▸ Record extracts
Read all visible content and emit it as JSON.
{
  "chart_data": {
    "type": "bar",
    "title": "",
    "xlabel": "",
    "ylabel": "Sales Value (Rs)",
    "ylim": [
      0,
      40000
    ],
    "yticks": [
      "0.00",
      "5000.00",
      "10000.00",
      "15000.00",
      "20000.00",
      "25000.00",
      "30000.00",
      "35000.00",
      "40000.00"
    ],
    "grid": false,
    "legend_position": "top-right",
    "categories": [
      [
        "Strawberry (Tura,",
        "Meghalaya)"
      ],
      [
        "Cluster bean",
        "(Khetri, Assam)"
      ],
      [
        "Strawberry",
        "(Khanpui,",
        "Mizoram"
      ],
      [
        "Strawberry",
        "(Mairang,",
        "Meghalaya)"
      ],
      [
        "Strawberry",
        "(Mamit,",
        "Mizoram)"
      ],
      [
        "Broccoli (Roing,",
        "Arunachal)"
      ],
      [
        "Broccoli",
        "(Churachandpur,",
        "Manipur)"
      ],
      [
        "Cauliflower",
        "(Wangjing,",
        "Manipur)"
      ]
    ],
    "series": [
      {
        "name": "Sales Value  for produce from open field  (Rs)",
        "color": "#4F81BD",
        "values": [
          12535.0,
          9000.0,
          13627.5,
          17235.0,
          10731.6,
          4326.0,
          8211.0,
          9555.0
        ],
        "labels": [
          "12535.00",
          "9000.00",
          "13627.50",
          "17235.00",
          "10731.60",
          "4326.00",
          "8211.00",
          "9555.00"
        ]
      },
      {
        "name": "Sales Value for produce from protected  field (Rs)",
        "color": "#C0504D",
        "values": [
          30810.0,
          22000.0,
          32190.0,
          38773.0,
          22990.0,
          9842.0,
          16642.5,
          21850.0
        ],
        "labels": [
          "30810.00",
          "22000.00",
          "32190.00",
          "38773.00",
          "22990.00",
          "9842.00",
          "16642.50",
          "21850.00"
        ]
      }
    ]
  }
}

▸ Set exercise
Retype the whole listing above exactly.

▸ Reply to the task
Read all visible content and emit it as JSON.
{
  "chart_data": {
    "type": "bar",
    "title": "",
    "xlabel": "",
    "ylabel": "Sales Value (Rs)",
    "ylim": [
      0,
      40000
    ],
    "yticks": [
      "0.00",
      "5000.00",
      "10000.00",
      "15000.00",
      "20000.00",
      "25000.00",
      "30000.00",
      "35000.00",
      "40000.00"
    ],
    "grid": false,
    "legend_position": "top-right",
    "categories": [
      [
        "Strawberry (Tura,",
        "Meghalaya)"
      ],
      [
        "Cluster bean",
        "(Khetri, Assam)"
      ],
      [
        "Strawberry",
        "(Khanpui,",
        "Mizoram"
      ],
      [
        "Strawberry",
        "(Mairang,",
        "Meghalaya)"
      ],
      [
        "Strawberry",
        "(Mamit,",
        "Mizoram)"
      ],
      [
        "Broccoli (Roing,",
        "Arunachal)"
      ],
      [
        "Broccoli",
        "(Churachandpur,",
        "Manipur)"
      ],
      [
        "Cauliflower",
        "(Wangjing,",
        "Manipur)"
      ]
    ],
    "series": [
      {
        "name": "Sales Value  for produce from open field  (Rs)",
        "color": "#4F81BD",
        "values": [
          12535.0,
          9000.0,
          13627.5,
          17235.0,
          10731.6,
          4326.0,
          8211.0,
          9555.0
        ],
        "labels": [
          "12535.00",
          "9000.00",
          "13627.50",
          "17235.00",
          "10731.60",
          "4326.00",
          "8211.00",
          "9555.00"
        ]
      },
      {
        "name": "Sales Value for produce from protected  field (Rs)",
        "color": "#C0504D",
        "values": [
          30810.0,
          22000.0,
          32190.0,
          38773.0,
          22990.0,
          9842.0,
          16642.5,
          21850.0
        ],
        "labels": [
          "30810.00",
          "22000.00",
          "32190.00",
          "38773.00",
          "22990.00",
          "9842.00",
          "16642.50",
          "21850.00"
        ]
      }
    ]
  }
}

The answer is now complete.